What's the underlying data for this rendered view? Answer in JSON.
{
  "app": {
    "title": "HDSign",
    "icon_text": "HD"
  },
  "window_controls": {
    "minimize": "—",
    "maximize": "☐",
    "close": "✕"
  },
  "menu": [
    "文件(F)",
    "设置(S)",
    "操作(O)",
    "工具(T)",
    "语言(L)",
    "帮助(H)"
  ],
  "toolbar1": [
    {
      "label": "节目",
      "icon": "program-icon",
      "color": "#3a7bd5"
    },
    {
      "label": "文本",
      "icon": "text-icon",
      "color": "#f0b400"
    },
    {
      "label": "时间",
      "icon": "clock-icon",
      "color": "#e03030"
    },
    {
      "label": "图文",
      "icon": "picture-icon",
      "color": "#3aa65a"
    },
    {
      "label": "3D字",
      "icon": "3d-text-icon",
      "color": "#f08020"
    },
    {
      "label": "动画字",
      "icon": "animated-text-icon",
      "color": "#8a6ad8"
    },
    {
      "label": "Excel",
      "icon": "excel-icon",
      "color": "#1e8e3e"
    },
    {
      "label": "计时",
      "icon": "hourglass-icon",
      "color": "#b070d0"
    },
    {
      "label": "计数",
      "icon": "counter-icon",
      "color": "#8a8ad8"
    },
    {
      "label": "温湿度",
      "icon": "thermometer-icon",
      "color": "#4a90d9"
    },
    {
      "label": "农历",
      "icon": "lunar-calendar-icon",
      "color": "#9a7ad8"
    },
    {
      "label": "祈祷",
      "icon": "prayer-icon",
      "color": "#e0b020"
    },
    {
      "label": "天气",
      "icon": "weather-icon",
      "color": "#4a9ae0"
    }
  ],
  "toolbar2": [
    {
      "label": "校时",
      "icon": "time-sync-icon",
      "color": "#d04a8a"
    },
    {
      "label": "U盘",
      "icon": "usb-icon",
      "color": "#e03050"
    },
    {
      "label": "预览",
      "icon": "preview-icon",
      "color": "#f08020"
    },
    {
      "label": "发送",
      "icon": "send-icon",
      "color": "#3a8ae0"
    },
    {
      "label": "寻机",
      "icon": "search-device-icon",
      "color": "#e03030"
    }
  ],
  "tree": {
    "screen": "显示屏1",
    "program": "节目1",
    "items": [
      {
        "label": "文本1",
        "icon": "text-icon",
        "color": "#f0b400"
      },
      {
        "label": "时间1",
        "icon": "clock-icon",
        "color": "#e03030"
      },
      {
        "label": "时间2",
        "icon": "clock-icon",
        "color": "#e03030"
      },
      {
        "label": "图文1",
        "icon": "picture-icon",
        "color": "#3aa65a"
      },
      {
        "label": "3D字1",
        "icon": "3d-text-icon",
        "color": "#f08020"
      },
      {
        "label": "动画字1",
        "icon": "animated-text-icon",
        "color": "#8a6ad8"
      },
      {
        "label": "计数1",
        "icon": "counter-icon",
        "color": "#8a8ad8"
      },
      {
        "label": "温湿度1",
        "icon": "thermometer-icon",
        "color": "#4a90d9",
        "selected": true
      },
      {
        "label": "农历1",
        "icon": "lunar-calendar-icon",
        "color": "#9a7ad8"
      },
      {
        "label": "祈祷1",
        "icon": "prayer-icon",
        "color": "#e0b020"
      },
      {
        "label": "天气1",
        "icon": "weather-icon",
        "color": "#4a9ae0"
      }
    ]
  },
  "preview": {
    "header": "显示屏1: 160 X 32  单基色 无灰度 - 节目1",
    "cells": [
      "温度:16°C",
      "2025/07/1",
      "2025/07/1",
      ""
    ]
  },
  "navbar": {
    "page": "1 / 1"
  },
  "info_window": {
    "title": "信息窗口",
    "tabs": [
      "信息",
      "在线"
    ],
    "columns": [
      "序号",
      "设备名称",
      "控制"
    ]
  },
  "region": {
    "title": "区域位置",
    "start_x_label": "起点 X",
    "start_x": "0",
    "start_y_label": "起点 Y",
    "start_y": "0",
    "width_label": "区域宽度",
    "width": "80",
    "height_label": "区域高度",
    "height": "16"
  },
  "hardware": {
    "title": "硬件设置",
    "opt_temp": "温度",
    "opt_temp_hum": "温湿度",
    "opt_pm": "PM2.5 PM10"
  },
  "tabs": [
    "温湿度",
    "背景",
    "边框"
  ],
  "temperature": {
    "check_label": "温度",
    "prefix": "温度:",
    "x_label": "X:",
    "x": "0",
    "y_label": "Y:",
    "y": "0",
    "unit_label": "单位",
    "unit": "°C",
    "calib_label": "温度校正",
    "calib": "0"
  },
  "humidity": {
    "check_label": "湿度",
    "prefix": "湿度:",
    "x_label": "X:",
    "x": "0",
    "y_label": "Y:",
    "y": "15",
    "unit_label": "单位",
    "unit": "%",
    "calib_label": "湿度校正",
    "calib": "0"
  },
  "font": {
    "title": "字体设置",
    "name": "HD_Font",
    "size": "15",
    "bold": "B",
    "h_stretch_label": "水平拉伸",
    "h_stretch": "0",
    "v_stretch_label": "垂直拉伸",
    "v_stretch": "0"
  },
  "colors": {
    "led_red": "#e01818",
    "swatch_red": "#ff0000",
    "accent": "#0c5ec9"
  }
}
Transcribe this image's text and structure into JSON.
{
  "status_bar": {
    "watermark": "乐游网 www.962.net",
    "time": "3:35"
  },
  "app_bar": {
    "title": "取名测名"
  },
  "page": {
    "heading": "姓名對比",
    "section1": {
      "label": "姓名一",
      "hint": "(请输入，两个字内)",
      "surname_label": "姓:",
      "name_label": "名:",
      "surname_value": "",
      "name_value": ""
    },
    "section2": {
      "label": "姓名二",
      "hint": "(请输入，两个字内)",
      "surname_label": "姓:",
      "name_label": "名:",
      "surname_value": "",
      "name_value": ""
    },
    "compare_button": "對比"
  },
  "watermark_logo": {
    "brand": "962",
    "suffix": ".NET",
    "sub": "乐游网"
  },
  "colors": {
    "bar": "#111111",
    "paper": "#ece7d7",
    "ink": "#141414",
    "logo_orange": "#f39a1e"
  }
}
•••••
Exercise details:
How many of the lines above hold the word "weather"? Give only that number.

Finished answer:
2